** start Provided entries **

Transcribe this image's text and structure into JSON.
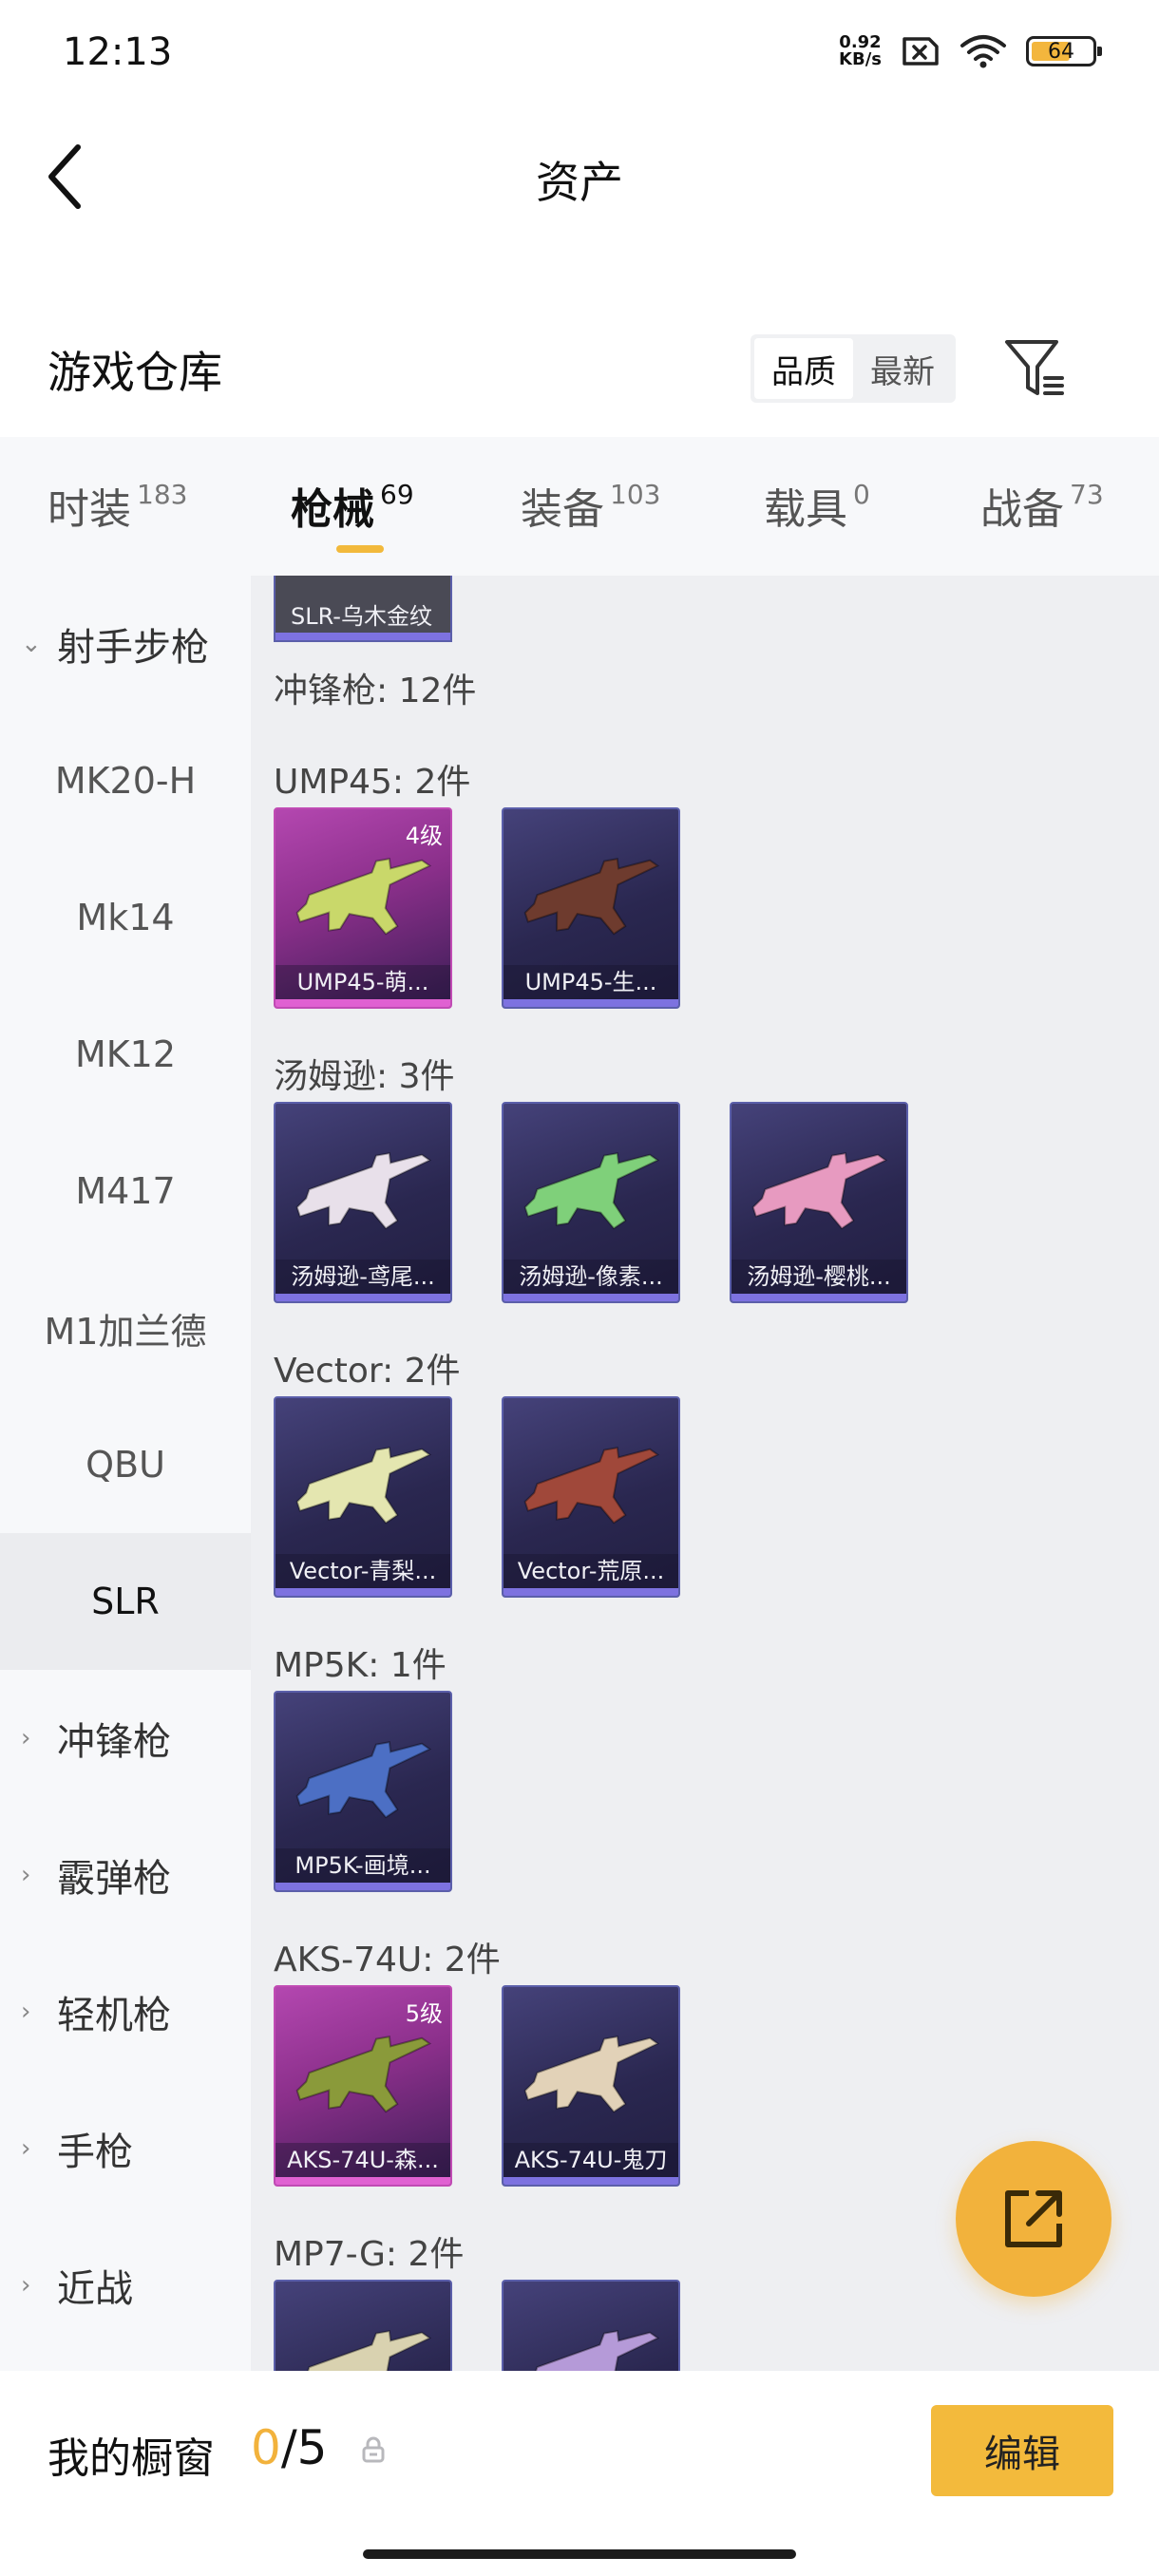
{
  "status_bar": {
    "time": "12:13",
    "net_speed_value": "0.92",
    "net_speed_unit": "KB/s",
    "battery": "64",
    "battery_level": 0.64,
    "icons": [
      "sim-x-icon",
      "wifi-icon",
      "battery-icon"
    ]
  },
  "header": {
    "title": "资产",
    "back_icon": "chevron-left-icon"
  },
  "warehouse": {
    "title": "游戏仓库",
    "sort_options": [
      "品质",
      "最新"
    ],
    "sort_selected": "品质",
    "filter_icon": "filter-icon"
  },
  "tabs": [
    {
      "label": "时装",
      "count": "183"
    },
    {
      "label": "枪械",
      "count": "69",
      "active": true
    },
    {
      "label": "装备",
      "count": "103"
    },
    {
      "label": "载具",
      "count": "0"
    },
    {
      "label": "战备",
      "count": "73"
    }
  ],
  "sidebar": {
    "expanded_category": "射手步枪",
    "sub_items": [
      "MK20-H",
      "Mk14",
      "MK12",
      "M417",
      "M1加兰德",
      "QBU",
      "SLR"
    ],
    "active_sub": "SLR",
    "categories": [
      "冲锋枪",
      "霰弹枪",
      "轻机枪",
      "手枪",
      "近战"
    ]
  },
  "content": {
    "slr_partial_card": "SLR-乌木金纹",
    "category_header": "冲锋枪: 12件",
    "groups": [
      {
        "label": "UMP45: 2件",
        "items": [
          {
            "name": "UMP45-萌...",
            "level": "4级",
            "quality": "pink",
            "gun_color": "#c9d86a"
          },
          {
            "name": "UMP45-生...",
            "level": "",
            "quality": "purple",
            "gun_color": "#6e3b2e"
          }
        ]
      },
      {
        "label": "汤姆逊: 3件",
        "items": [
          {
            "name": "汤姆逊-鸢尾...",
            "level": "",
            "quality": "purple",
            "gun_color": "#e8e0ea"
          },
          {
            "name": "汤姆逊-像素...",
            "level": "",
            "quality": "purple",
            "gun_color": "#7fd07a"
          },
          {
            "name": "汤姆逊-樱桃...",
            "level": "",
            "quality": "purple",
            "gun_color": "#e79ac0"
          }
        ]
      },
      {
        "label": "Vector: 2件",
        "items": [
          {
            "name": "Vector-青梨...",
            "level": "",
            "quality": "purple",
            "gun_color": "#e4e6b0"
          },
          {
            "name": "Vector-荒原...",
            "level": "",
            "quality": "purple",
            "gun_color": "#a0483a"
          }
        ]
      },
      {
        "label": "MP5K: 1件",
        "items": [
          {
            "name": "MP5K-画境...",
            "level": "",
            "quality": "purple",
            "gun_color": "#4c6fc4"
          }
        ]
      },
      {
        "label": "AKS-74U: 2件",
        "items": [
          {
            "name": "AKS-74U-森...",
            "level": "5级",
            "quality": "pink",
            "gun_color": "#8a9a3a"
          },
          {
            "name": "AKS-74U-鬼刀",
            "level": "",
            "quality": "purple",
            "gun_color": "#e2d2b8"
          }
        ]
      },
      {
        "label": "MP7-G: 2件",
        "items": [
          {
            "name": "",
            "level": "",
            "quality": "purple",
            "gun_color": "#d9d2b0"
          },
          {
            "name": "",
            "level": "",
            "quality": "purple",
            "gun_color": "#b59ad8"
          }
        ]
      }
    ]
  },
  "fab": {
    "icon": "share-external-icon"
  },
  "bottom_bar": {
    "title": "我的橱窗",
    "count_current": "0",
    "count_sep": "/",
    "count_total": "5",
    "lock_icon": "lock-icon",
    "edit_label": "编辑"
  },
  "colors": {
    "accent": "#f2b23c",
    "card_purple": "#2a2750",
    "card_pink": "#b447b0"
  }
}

** end Provided entries **

**Job**
Set down the material above as is, without any pictures.

**Response to the task**
Transcribe this image's text and structure into JSON.
{
  "status_bar": {
    "time": "12:13",
    "net_speed_value": "0.92",
    "net_speed_unit": "KB/s",
    "battery": "64",
    "battery_level": 0.64,
    "icons": [
      "sim-x-icon",
      "wifi-icon",
      "battery-icon"
    ]
  },
  "header": {
    "title": "资产",
    "back_icon": "chevron-left-icon"
  },
  "warehouse": {
    "title": "游戏仓库",
    "sort_options": [
      "品质",
      "最新"
    ],
    "sort_selected": "品质",
    "filter_icon": "filter-icon"
  },
  "tabs": [
    {
      "label": "时装",
      "count": "183"
    },
    {
      "label": "枪械",
      "count": "69",
      "active": true
    },
    {
      "label": "装备",
      "count": "103"
    },
    {
      "label": "载具",
      "count": "0"
    },
    {
      "label": "战备",
      "count": "73"
    }
  ],
  "sidebar": {
    "expanded_category": "射手步枪",
    "sub_items": [
      "MK20-H",
      "Mk14",
      "MK12",
      "M417",
      "M1加兰德",
      "QBU",
      "SLR"
    ],
    "active_sub": "SLR",
    "categories": [
      "冲锋枪",
      "霰弹枪",
      "轻机枪",
      "手枪",
      "近战"
    ]
  },
  "content": {
    "slr_partial_card": "SLR-乌木金纹",
    "category_header": "冲锋枪: 12件",
    "groups": [
      {
        "label": "UMP45: 2件",
        "items": [
          {
            "name": "UMP45-萌...",
            "level": "4级",
            "quality": "pink",
            "gun_color": "#c9d86a"
          },
          {
            "name": "UMP45-生...",
            "level": "",
            "quality": "purple",
            "gun_color": "#6e3b2e"
          }
        ]
      },
      {
        "label": "汤姆逊: 3件",
        "items": [
          {
            "name": "汤姆逊-鸢尾...",
            "level": "",
            "quality": "purple",
            "gun_color": "#e8e0ea"
          },
          {
            "name": "汤姆逊-像素...",
            "level": "",
            "quality": "purple",
            "gun_color": "#7fd07a"
          },
          {
            "name": "汤姆逊-樱桃...",
            "level": "",
            "quality": "purple",
            "gun_color": "#e79ac0"
          }
        ]
      },
      {
        "label": "Vector: 2件",
        "items": [
          {
            "name": "Vector-青梨...",
            "level": "",
            "quality": "purple",
            "gun_color": "#e4e6b0"
          },
          {
            "name": "Vector-荒原...",
            "level": "",
            "quality": "purple",
            "gun_color": "#a0483a"
          }
        ]
      },
      {
        "label": "MP5K: 1件",
        "items": [
          {
            "name": "MP5K-画境...",
            "level": "",
            "quality": "purple",
            "gun_color": "#4c6fc4"
          }
        ]
      },
      {
        "label": "AKS-74U: 2件",
        "items": [
          {
            "name": "AKS-74U-森...",
            "level": "5级",
            "quality": "pink",
            "gun_color": "#8a9a3a"
          },
          {
            "name": "AKS-74U-鬼刀",
            "level": "",
            "quality": "purple",
            "gun_color": "#e2d2b8"
          }
        ]
      },
      {
        "label": "MP7-G: 2件",
        "items": [
          {
            "name": "",
            "level": "",
            "quality": "purple",
            "gun_color": "#d9d2b0"
          },
          {
            "name": "",
            "level": "",
            "quality": "purple",
            "gun_color": "#b59ad8"
          }
        ]
      }
    ]
  },
  "fab": {
    "icon": "share-external-icon"
  },
  "bottom_bar": {
    "title": "我的橱窗",
    "count_current": "0",
    "count_sep": "/",
    "count_total": "5",
    "lock_icon": "lock-icon",
    "edit_label": "编辑"
  },
  "colors": {
    "accent": "#f2b23c",
    "card_purple": "#2a2750",
    "card_pink": "#b447b0"
  }
}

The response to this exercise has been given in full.